• _What is needed_:
When responding, copy every record below exactly as it appears.

• _Given records_:
==============================

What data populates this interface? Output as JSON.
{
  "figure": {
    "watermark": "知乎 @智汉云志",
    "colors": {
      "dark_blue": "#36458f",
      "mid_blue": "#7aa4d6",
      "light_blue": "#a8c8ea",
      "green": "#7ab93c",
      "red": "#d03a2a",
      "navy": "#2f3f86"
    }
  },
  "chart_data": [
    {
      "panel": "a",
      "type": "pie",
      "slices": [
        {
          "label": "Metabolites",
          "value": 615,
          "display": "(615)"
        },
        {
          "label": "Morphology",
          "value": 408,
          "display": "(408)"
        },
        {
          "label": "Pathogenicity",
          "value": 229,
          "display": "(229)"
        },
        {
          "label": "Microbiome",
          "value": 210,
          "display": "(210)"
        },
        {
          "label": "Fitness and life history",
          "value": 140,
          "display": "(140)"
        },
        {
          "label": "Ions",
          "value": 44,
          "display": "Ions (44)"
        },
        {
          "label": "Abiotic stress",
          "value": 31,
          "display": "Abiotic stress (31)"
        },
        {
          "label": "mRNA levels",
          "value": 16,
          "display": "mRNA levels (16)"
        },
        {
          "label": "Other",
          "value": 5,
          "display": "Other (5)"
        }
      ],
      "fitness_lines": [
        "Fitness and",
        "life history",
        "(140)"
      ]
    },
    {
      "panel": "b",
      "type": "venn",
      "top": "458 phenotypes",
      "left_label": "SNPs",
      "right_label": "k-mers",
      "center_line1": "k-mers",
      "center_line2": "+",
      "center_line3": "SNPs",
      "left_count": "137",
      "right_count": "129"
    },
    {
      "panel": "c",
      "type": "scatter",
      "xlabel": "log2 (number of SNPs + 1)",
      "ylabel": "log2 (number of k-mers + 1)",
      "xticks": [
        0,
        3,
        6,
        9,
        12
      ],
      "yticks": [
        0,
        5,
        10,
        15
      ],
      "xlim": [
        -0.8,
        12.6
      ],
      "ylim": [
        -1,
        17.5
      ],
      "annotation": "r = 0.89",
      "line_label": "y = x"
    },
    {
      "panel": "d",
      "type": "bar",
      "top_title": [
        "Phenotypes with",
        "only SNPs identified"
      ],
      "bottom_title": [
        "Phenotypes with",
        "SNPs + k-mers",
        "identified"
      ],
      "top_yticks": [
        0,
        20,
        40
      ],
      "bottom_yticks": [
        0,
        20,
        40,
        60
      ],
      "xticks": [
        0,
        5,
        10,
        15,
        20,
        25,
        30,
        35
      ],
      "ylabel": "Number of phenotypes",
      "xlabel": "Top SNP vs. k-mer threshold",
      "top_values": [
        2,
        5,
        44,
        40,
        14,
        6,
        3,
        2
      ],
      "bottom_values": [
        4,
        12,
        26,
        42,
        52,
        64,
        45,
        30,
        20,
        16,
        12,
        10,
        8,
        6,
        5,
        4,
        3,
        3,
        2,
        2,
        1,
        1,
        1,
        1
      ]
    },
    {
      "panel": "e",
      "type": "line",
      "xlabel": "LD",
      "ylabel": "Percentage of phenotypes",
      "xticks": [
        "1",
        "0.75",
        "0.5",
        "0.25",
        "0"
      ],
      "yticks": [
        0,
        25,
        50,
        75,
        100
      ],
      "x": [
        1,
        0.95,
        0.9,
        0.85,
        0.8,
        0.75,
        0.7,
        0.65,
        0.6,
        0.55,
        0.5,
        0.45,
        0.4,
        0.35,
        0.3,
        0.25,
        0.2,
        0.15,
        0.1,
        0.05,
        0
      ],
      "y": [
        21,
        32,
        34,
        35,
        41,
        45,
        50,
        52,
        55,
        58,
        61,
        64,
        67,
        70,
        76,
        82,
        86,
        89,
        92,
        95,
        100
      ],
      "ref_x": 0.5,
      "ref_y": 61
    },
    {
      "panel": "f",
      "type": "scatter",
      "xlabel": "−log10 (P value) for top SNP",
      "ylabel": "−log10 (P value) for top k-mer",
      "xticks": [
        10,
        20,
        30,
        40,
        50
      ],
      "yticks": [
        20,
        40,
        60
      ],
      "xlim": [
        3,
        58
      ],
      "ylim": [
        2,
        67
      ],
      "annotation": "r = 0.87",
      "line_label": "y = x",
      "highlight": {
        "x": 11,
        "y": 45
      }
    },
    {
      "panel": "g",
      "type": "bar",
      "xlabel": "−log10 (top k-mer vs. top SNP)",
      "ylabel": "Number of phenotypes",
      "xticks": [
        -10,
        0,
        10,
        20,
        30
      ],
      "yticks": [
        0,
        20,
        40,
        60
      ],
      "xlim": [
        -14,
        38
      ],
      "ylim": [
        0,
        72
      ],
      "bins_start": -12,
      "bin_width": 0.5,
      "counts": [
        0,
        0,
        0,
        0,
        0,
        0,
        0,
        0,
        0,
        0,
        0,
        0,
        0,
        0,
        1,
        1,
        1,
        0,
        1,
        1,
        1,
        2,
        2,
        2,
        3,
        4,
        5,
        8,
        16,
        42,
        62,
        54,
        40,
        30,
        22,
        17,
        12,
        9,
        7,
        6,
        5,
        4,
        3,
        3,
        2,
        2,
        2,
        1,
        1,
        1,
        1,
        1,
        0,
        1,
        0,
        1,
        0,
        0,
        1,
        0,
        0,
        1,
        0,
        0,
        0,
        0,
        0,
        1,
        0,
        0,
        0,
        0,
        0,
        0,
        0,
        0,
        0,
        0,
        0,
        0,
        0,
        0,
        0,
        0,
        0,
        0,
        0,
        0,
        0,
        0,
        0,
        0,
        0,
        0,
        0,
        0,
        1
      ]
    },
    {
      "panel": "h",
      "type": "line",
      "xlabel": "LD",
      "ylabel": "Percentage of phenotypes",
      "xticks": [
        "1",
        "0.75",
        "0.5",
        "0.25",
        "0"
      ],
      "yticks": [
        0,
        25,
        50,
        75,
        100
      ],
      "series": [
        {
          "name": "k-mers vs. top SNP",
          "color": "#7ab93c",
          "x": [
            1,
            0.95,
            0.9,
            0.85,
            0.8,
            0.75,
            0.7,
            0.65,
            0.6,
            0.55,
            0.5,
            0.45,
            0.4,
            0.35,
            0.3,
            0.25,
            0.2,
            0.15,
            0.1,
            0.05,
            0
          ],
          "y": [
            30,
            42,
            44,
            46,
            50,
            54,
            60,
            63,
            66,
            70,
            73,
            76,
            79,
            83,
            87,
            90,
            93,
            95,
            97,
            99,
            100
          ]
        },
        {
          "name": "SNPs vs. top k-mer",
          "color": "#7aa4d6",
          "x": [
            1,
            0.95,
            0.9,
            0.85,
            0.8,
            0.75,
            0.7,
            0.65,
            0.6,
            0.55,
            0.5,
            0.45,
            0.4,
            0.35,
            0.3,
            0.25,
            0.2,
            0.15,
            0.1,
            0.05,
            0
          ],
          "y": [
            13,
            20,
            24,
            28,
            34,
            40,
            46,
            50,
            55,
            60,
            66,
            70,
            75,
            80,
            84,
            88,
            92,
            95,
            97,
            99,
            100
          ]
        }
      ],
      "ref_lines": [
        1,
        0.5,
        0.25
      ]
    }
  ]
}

==============================

• _Task result_:
What data populates this interface? Output as JSON.
{
  "figure": {
    "watermark": "知乎 @智汉云志",
    "colors": {
      "dark_blue": "#36458f",
      "mid_blue": "#7aa4d6",
      "light_blue": "#a8c8ea",
      "green": "#7ab93c",
      "red": "#d03a2a",
      "navy": "#2f3f86"
    }
  },
  "chart_data": [
    {
      "panel": "a",
      "type": "pie",
      "slices": [
        {
          "label": "Metabolites",
          "value": 615,
          "display": "(615)"
        },
        {
          "label": "Morphology",
          "value": 408,
          "display": "(408)"
        },
        {
          "label": "Pathogenicity",
          "value": 229,
          "display": "(229)"
        },
        {
          "label": "Microbiome",
          "value": 210,
          "display": "(210)"
        },
        {
          "label": "Fitness and life history",
          "value": 140,
          "display": "(140)"
        },
        {
          "label": "Ions",
          "value": 44,
          "display": "Ions (44)"
        },
        {
          "label": "Abiotic stress",
          "value": 31,
          "display": "Abiotic stress (31)"
        },
        {
          "label": "mRNA levels",
          "value": 16,
          "display": "mRNA levels (16)"
        },
        {
          "label": "Other",
          "value": 5,
          "display": "Other (5)"
        }
      ],
      "fitness_lines": [
        "Fitness and",
        "life history",
        "(140)"
      ]
    },
    {
      "panel": "b",
      "type": "venn",
      "top": "458 phenotypes",
      "left_label": "SNPs",
      "right_label": "k-mers",
      "center_line1": "k-mers",
      "center_line2": "+",
      "center_line3": "SNPs",
      "left_count": "137",
      "right_count": "129"
    },
    {
      "panel": "c",
      "type": "scatter",
      "xlabel": "log2 (number of SNPs + 1)",
      "ylabel": "log2 (number of k-mers + 1)",
      "xticks": [
        0,
        3,
        6,
        9,
        12
      ],
      "yticks": [
        0,
        5,
        10,
        15
      ],
      "xlim": [
        -0.8,
        12.6
      ],
      "ylim": [
        -1,
        17.5
      ],
      "annotation": "r = 0.89",
      "line_label": "y = x"
    },
    {
      "panel": "d",
      "type": "bar",
      "top_title": [
        "Phenotypes with",
        "only SNPs identified"
      ],
      "bottom_title": [
        "Phenotypes with",
        "SNPs + k-mers",
        "identified"
      ],
      "top_yticks": [
        0,
        20,
        40
      ],
      "bottom_yticks": [
        0,
        20,
        40,
        60
      ],
      "xticks": [
        0,
        5,
        10,
        15,
        20,
        25,
        30,
        35
      ],
      "ylabel": "Number of phenotypes",
      "xlabel": "Top SNP vs. k-mer threshold",
      "top_values": [
        2,
        5,
        44,
        40,
        14,
        6,
        3,
        2
      ],
      "bottom_values": [
        4,
        12,
        26,
        42,
        52,
        64,
        45,
        30,
        20,
        16,
        12,
        10,
        8,
        6,
        5,
        4,
        3,
        3,
        2,
        2,
        1,
        1,
        1,
        1
      ]
    },
    {
      "panel": "e",
      "type": "line",
      "xlabel": "LD",
      "ylabel": "Percentage of phenotypes",
      "xticks": [
        "1",
        "0.75",
        "0.5",
        "0.25",
        "0"
      ],
      "yticks": [
        0,
        25,
        50,
        75,
        100
      ],
      "x": [
        1,
        0.95,
        0.9,
        0.85,
        0.8,
        0.75,
        0.7,
        0.65,
        0.6,
        0.55,
        0.5,
        0.45,
        0.4,
        0.35,
        0.3,
        0.25,
        0.2,
        0.15,
        0.1,
        0.05,
        0
      ],
      "y": [
        21,
        32,
        34,
        35,
        41,
        45,
        50,
        52,
        55,
        58,
        61,
        64,
        67,
        70,
        76,
        82,
        86,
        89,
        92,
        95,
        100
      ],
      "ref_x": 0.5,
      "ref_y": 61
    },
    {
      "panel": "f",
      "type": "scatter",
      "xlabel": "−log10 (P value) for top SNP",
      "ylabel": "−log10 (P value) for top k-mer",
      "xticks": [
        10,
        20,
        30,
        40,
        50
      ],
      "yticks": [
        20,
        40,
        60
      ],
      "xlim": [
        3,
        58
      ],
      "ylim": [
        2,
        67
      ],
      "annotation": "r = 0.87",
      "line_label": "y = x",
      "highlight": {
        "x": 11,
        "y": 45
      }
    },
    {
      "panel": "g",
      "type": "bar",
      "xlabel": "−log10 (top k-mer vs. top SNP)",
      "ylabel": "Number of phenotypes",
      "xticks": [
        -10,
        0,
        10,
        20,
        30
      ],
      "yticks": [
        0,
        20,
        40,
        60
      ],
      "xlim": [
        -14,
        38
      ],
      "ylim": [
        0,
        72
      ],
      "bins_start": -12,
      "bin_width": 0.5,
      "counts": [
        0,
        0,
        0,
        0,
        0,
        0,
        0,
        0,
        0,
        0,
        0,
        0,
        0,
        0,
        1,
        1,
        1,
        0,
        1,
        1,
        1,
        2,
        2,
        2,
        3,
        4,
        5,
        8,
        16,
        42,
        62,
        54,
        40,
        30,
        22,
        17,
        12,
        9,
        7,
        6,
        5,
        4,
        3,
        3,
        2,
        2,
        2,
        1,
        1,
        1,
        1,
        1,
        0,
        1,
        0,
        1,
        0,
        0,
        1,
        0,
        0,
        1,
        0,
        0,
        0,
        0,
        0,
        1,
        0,
        0,
        0,
        0,
        0,
        0,
        0,
        0,
        0,
        0,
        0,
        0,
        0,
        0,
        0,
        0,
        0,
        0,
        0,
        0,
        0,
        0,
        0,
        0,
        0,
        0,
        0,
        0,
        1
      ]
    },
    {
      "panel": "h",
      "type": "line",
      "xlabel": "LD",
      "ylabel": "Percentage of phenotypes",
      "xticks": [
        "1",
        "0.75",
        "0.5",
        "0.25",
        "0"
      ],
      "yticks": [
        0,
        25,
        50,
        75,
        100
      ],
      "series": [
        {
          "name": "k-mers vs. top SNP",
          "color": "#7ab93c",
          "x": [
            1,
            0.95,
            0.9,
            0.85,
            0.8,
            0.75,
            0.7,
            0.65,
            0.6,
            0.55,
            0.5,
            0.45,
            0.4,
            0.35,
            0.3,
            0.25,
            0.2,
            0.15,
            0.1,
            0.05,
            0
          ],
          "y": [
            30,
            42,
            44,
            46,
            50,
            54,
            60,
            63,
            66,
            70,
            73,
            76,
            79,
            83,
            87,
            90,
            93,
            95,
            97,
            99,
            100
          ]
        },
        {
          "name": "SNPs vs. top k-mer",
          "color": "#7aa4d6",
          "x": [
            1,
            0.95,
            0.9,
            0.85,
            0.8,
            0.75,
            0.7,
            0.65,
            0.6,
            0.55,
            0.5,
            0.45,
            0.4,
            0.35,
            0.3,
            0.25,
            0.2,
            0.15,
            0.1,
            0.05,
            0
          ],
          "y": [
            13,
            20,
            24,
            28,
            34,
            40,
            46,
            50,
            55,
            60,
            66,
            70,
            75,
            80,
            84,
            88,
            92,
            95,
            97,
            99,
            100
          ]
        }
      ],
      "ref_lines": [
        1,
        0.5,
        0.25
      ]
    }
  ]
}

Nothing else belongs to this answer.